THE REQUEST: Type out all the records word for word. Any pictures are to be left out.

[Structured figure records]
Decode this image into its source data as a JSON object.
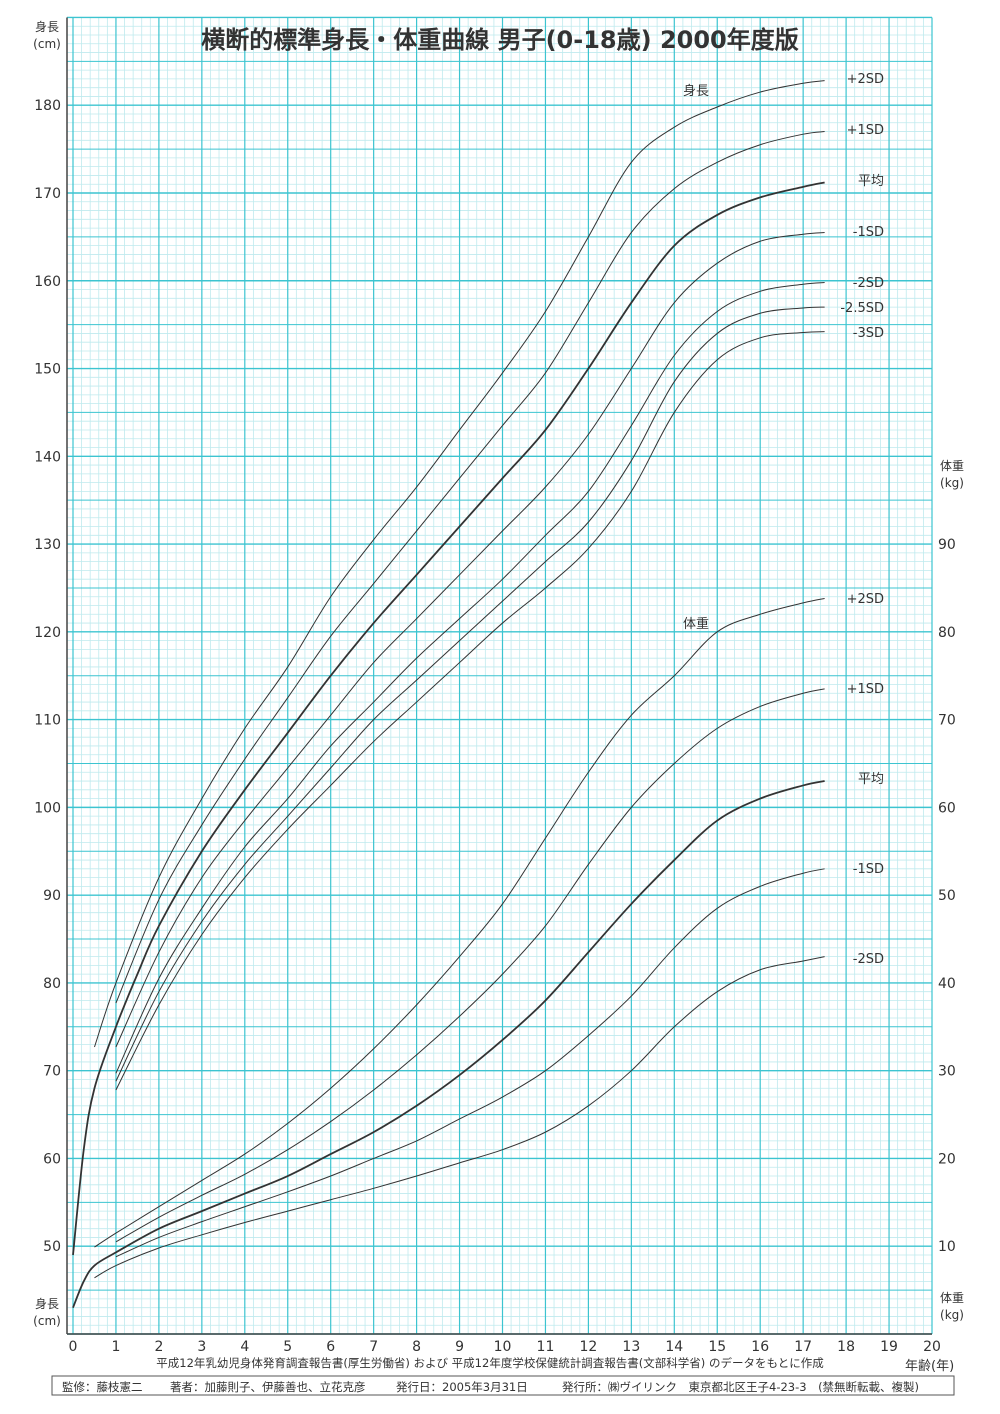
{
  "chart_data": {
    "type": "line",
    "title": "横断的標準身長・体重曲線 男子(0-18歳) 2000年度版",
    "xlabel": "年齢(年)",
    "ylabel_left": "身長(cm)",
    "ylabel_right": "体重(kg)",
    "xlim": [
      0,
      20
    ],
    "ylim_left": [
      40,
      190
    ],
    "ylim_right": [
      0,
      150
    ],
    "x_ticks": [
      0,
      1,
      2,
      3,
      4,
      5,
      6,
      7,
      8,
      9,
      10,
      11,
      12,
      13,
      14,
      15,
      16,
      17,
      18,
      19,
      20
    ],
    "left_ticks": [
      50,
      60,
      70,
      80,
      90,
      100,
      110,
      120,
      130,
      140,
      150,
      160,
      170,
      180
    ],
    "right_ticks": [
      10,
      20,
      30,
      40,
      50,
      60,
      70,
      80,
      90
    ],
    "grid": true,
    "height_group_label": "身長",
    "weight_group_label": "体重",
    "height_series": [
      {
        "name": "+2SD",
        "x": [
          0.5,
          1,
          2,
          3,
          4,
          5,
          6,
          7,
          8,
          9,
          10,
          11,
          12,
          13,
          14,
          15,
          16,
          17,
          17.5
        ],
        "values": [
          72.7,
          80,
          92,
          101,
          109,
          116,
          124,
          130.5,
          136.5,
          143,
          149.5,
          156.5,
          165,
          173.5,
          177.5,
          179.8,
          181.5,
          182.5,
          182.8
        ]
      },
      {
        "name": "+1SD",
        "x": [
          1,
          2,
          3,
          4,
          5,
          6,
          7,
          8,
          9,
          10,
          11,
          12,
          13,
          14,
          15,
          16,
          17,
          17.5
        ],
        "values": [
          77.7,
          89.5,
          98,
          105.5,
          112.5,
          119.5,
          125.5,
          131.5,
          137.5,
          143.5,
          149.5,
          157.5,
          165.5,
          170.5,
          173.5,
          175.5,
          176.7,
          177
        ]
      },
      {
        "name": "平均",
        "x": [
          0,
          0.25,
          0.5,
          1,
          1.5,
          2,
          3,
          4,
          5,
          6,
          7,
          8,
          9,
          10,
          11,
          12,
          13,
          14,
          15,
          16,
          17,
          17.5
        ],
        "values": [
          49,
          61,
          68,
          75,
          81,
          86.5,
          95,
          102,
          108.5,
          115,
          121,
          126.5,
          132,
          137.5,
          143,
          150,
          157.5,
          164,
          167.5,
          169.5,
          170.7,
          171.2
        ]
      },
      {
        "name": "-1SD",
        "x": [
          1,
          2,
          3,
          4,
          5,
          6,
          7,
          8,
          9,
          10,
          11,
          12,
          13,
          14,
          15,
          16,
          17,
          17.5
        ],
        "values": [
          72.7,
          83.5,
          92,
          98.5,
          104.5,
          110.5,
          116.5,
          121.5,
          126.5,
          131.5,
          136.5,
          142.5,
          150,
          157.5,
          162,
          164.5,
          165.3,
          165.5
        ]
      },
      {
        "name": "-2SD",
        "x": [
          1,
          2,
          3,
          4,
          5,
          6,
          7,
          8,
          9,
          10,
          11,
          12,
          13,
          14,
          15,
          16,
          17,
          17.5
        ],
        "values": [
          69.7,
          80.5,
          88.5,
          95.5,
          101,
          107,
          112,
          117,
          121.5,
          126,
          131,
          136,
          143.5,
          151.5,
          156.5,
          158.8,
          159.6,
          159.8
        ]
      },
      {
        "name": "-2.5SD",
        "x": [
          1,
          2,
          3,
          4,
          5,
          6,
          7,
          8,
          9,
          10,
          11,
          12,
          13,
          14,
          15,
          16,
          17,
          17.5
        ],
        "values": [
          68.8,
          79,
          87,
          93.5,
          99,
          104.5,
          110,
          114.5,
          119,
          123.5,
          128,
          132.5,
          139.5,
          148.5,
          154,
          156.3,
          156.9,
          157
        ]
      },
      {
        "name": "-3SD",
        "x": [
          1,
          2,
          3,
          4,
          5,
          6,
          7,
          8,
          9,
          10,
          11,
          12,
          13,
          14,
          15,
          16,
          17,
          17.5
        ],
        "values": [
          67.8,
          77.5,
          85.5,
          92,
          97.5,
          102.5,
          107.5,
          112,
          116.5,
          121,
          125,
          129.5,
          136,
          145,
          151,
          153.5,
          154.1,
          154.2
        ]
      }
    ],
    "weight_series": [
      {
        "name": "+2SD",
        "x": [
          0.5,
          1,
          2,
          3,
          4,
          5,
          6,
          7,
          8,
          9,
          10,
          11,
          12,
          13,
          14,
          15,
          16,
          17,
          17.5
        ],
        "values": [
          9.9,
          11.5,
          14.5,
          17.5,
          20.5,
          24,
          28,
          32.5,
          37.5,
          43,
          49,
          56.5,
          64,
          70.5,
          75,
          80,
          82,
          83.3,
          83.8
        ]
      },
      {
        "name": "+1SD",
        "x": [
          1,
          2,
          3,
          4,
          5,
          6,
          7,
          8,
          9,
          10,
          11,
          12,
          13,
          14,
          15,
          16,
          17,
          17.5
        ],
        "values": [
          10.5,
          13.3,
          15.8,
          18.2,
          21,
          24.2,
          27.8,
          31.8,
          36.2,
          41,
          46.5,
          53.5,
          60,
          65,
          69,
          71.5,
          73,
          73.5
        ]
      },
      {
        "name": "平均",
        "x": [
          0,
          0.25,
          0.5,
          1,
          2,
          3,
          4,
          5,
          6,
          7,
          8,
          9,
          10,
          11,
          12,
          13,
          14,
          15,
          16,
          17,
          17.5
        ],
        "values": [
          3,
          6,
          7.8,
          9.3,
          12,
          14,
          16,
          18,
          20.5,
          23,
          26,
          29.5,
          33.5,
          38,
          43.5,
          49,
          54,
          58.5,
          61,
          62.5,
          63
        ]
      },
      {
        "name": "-1SD",
        "x": [
          1,
          2,
          3,
          4,
          5,
          6,
          7,
          8,
          9,
          10,
          11,
          12,
          13,
          14,
          15,
          16,
          17,
          17.5
        ],
        "values": [
          8.8,
          11,
          12.8,
          14.5,
          16.2,
          18,
          20,
          22,
          24.5,
          27,
          30,
          34,
          38.5,
          44,
          48.5,
          51,
          52.5,
          53
        ]
      },
      {
        "name": "-2SD",
        "x": [
          0.5,
          1,
          2,
          3,
          4,
          5,
          6,
          7,
          8,
          9,
          10,
          11,
          12,
          13,
          14,
          15,
          16,
          17,
          17.5
        ],
        "values": [
          6.4,
          7.8,
          9.8,
          11.3,
          12.7,
          14,
          15.3,
          16.6,
          18,
          19.5,
          21,
          23,
          26,
          30,
          35,
          39,
          41.5,
          42.5,
          43
        ]
      }
    ],
    "colors": {
      "grid_major": "#3cc4d0",
      "grid_minor": "#bfeaee",
      "line": "#333333"
    }
  },
  "footer": {
    "source": "平成12年乳幼児身体発育調査報告書(厚生労働省) および 平成12年度学校保健統計調査報告書(文部科学省) のデータをもとに作成",
    "supervisor": "監修：藤枝憲二",
    "authors": "著者：加藤則子、伊藤善也、立花克彦",
    "date": "発行日：2005年3月31日",
    "publisher": "発行所：㈱ヴイリンク　東京都北区王子4-23-3　(禁無断転載、複製)"
  }
}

COMPLETE ANSWER:
Decode this image into its source data as a JSON object.
{
  "chart_data": {
    "type": "line",
    "title": "横断的標準身長・体重曲線 男子(0-18歳) 2000年度版",
    "xlabel": "年齢(年)",
    "ylabel_left": "身長(cm)",
    "ylabel_right": "体重(kg)",
    "xlim": [
      0,
      20
    ],
    "ylim_left": [
      40,
      190
    ],
    "ylim_right": [
      0,
      150
    ],
    "x_ticks": [
      0,
      1,
      2,
      3,
      4,
      5,
      6,
      7,
      8,
      9,
      10,
      11,
      12,
      13,
      14,
      15,
      16,
      17,
      18,
      19,
      20
    ],
    "left_ticks": [
      50,
      60,
      70,
      80,
      90,
      100,
      110,
      120,
      130,
      140,
      150,
      160,
      170,
      180
    ],
    "right_ticks": [
      10,
      20,
      30,
      40,
      50,
      60,
      70,
      80,
      90
    ],
    "grid": true,
    "height_group_label": "身長",
    "weight_group_label": "体重",
    "height_series": [
      {
        "name": "+2SD",
        "x": [
          0.5,
          1,
          2,
          3,
          4,
          5,
          6,
          7,
          8,
          9,
          10,
          11,
          12,
          13,
          14,
          15,
          16,
          17,
          17.5
        ],
        "values": [
          72.7,
          80,
          92,
          101,
          109,
          116,
          124,
          130.5,
          136.5,
          143,
          149.5,
          156.5,
          165,
          173.5,
          177.5,
          179.8,
          181.5,
          182.5,
          182.8
        ]
      },
      {
        "name": "+1SD",
        "x": [
          1,
          2,
          3,
          4,
          5,
          6,
          7,
          8,
          9,
          10,
          11,
          12,
          13,
          14,
          15,
          16,
          17,
          17.5
        ],
        "values": [
          77.7,
          89.5,
          98,
          105.5,
          112.5,
          119.5,
          125.5,
          131.5,
          137.5,
          143.5,
          149.5,
          157.5,
          165.5,
          170.5,
          173.5,
          175.5,
          176.7,
          177
        ]
      },
      {
        "name": "平均",
        "x": [
          0,
          0.25,
          0.5,
          1,
          1.5,
          2,
          3,
          4,
          5,
          6,
          7,
          8,
          9,
          10,
          11,
          12,
          13,
          14,
          15,
          16,
          17,
          17.5
        ],
        "values": [
          49,
          61,
          68,
          75,
          81,
          86.5,
          95,
          102,
          108.5,
          115,
          121,
          126.5,
          132,
          137.5,
          143,
          150,
          157.5,
          164,
          167.5,
          169.5,
          170.7,
          171.2
        ]
      },
      {
        "name": "-1SD",
        "x": [
          1,
          2,
          3,
          4,
          5,
          6,
          7,
          8,
          9,
          10,
          11,
          12,
          13,
          14,
          15,
          16,
          17,
          17.5
        ],
        "values": [
          72.7,
          83.5,
          92,
          98.5,
          104.5,
          110.5,
          116.5,
          121.5,
          126.5,
          131.5,
          136.5,
          142.5,
          150,
          157.5,
          162,
          164.5,
          165.3,
          165.5
        ]
      },
      {
        "name": "-2SD",
        "x": [
          1,
          2,
          3,
          4,
          5,
          6,
          7,
          8,
          9,
          10,
          11,
          12,
          13,
          14,
          15,
          16,
          17,
          17.5
        ],
        "values": [
          69.7,
          80.5,
          88.5,
          95.5,
          101,
          107,
          112,
          117,
          121.5,
          126,
          131,
          136,
          143.5,
          151.5,
          156.5,
          158.8,
          159.6,
          159.8
        ]
      },
      {
        "name": "-2.5SD",
        "x": [
          1,
          2,
          3,
          4,
          5,
          6,
          7,
          8,
          9,
          10,
          11,
          12,
          13,
          14,
          15,
          16,
          17,
          17.5
        ],
        "values": [
          68.8,
          79,
          87,
          93.5,
          99,
          104.5,
          110,
          114.5,
          119,
          123.5,
          128,
          132.5,
          139.5,
          148.5,
          154,
          156.3,
          156.9,
          157
        ]
      },
      {
        "name": "-3SD",
        "x": [
          1,
          2,
          3,
          4,
          5,
          6,
          7,
          8,
          9,
          10,
          11,
          12,
          13,
          14,
          15,
          16,
          17,
          17.5
        ],
        "values": [
          67.8,
          77.5,
          85.5,
          92,
          97.5,
          102.5,
          107.5,
          112,
          116.5,
          121,
          125,
          129.5,
          136,
          145,
          151,
          153.5,
          154.1,
          154.2
        ]
      }
    ],
    "weight_series": [
      {
        "name": "+2SD",
        "x": [
          0.5,
          1,
          2,
          3,
          4,
          5,
          6,
          7,
          8,
          9,
          10,
          11,
          12,
          13,
          14,
          15,
          16,
          17,
          17.5
        ],
        "values": [
          9.9,
          11.5,
          14.5,
          17.5,
          20.5,
          24,
          28,
          32.5,
          37.5,
          43,
          49,
          56.5,
          64,
          70.5,
          75,
          80,
          82,
          83.3,
          83.8
        ]
      },
      {
        "name": "+1SD",
        "x": [
          1,
          2,
          3,
          4,
          5,
          6,
          7,
          8,
          9,
          10,
          11,
          12,
          13,
          14,
          15,
          16,
          17,
          17.5
        ],
        "values": [
          10.5,
          13.3,
          15.8,
          18.2,
          21,
          24.2,
          27.8,
          31.8,
          36.2,
          41,
          46.5,
          53.5,
          60,
          65,
          69,
          71.5,
          73,
          73.5
        ]
      },
      {
        "name": "平均",
        "x": [
          0,
          0.25,
          0.5,
          1,
          2,
          3,
          4,
          5,
          6,
          7,
          8,
          9,
          10,
          11,
          12,
          13,
          14,
          15,
          16,
          17,
          17.5
        ],
        "values": [
          3,
          6,
          7.8,
          9.3,
          12,
          14,
          16,
          18,
          20.5,
          23,
          26,
          29.5,
          33.5,
          38,
          43.5,
          49,
          54,
          58.5,
          61,
          62.5,
          63
        ]
      },
      {
        "name": "-1SD",
        "x": [
          1,
          2,
          3,
          4,
          5,
          6,
          7,
          8,
          9,
          10,
          11,
          12,
          13,
          14,
          15,
          16,
          17,
          17.5
        ],
        "values": [
          8.8,
          11,
          12.8,
          14.5,
          16.2,
          18,
          20,
          22,
          24.5,
          27,
          30,
          34,
          38.5,
          44,
          48.5,
          51,
          52.5,
          53
        ]
      },
      {
        "name": "-2SD",
        "x": [
          0.5,
          1,
          2,
          3,
          4,
          5,
          6,
          7,
          8,
          9,
          10,
          11,
          12,
          13,
          14,
          15,
          16,
          17,
          17.5
        ],
        "values": [
          6.4,
          7.8,
          9.8,
          11.3,
          12.7,
          14,
          15.3,
          16.6,
          18,
          19.5,
          21,
          23,
          26,
          30,
          35,
          39,
          41.5,
          42.5,
          43
        ]
      }
    ],
    "colors": {
      "grid_major": "#3cc4d0",
      "grid_minor": "#bfeaee",
      "line": "#333333"
    }
  },
  "footer": {
    "source": "平成12年乳幼児身体発育調査報告書(厚生労働省) および 平成12年度学校保健統計調査報告書(文部科学省) のデータをもとに作成",
    "supervisor": "監修：藤枝憲二",
    "authors": "著者：加藤則子、伊藤善也、立花克彦",
    "date": "発行日：2005年3月31日",
    "publisher": "発行所：㈱ヴイリンク　東京都北区王子4-23-3　(禁無断転載、複製)"
  }
}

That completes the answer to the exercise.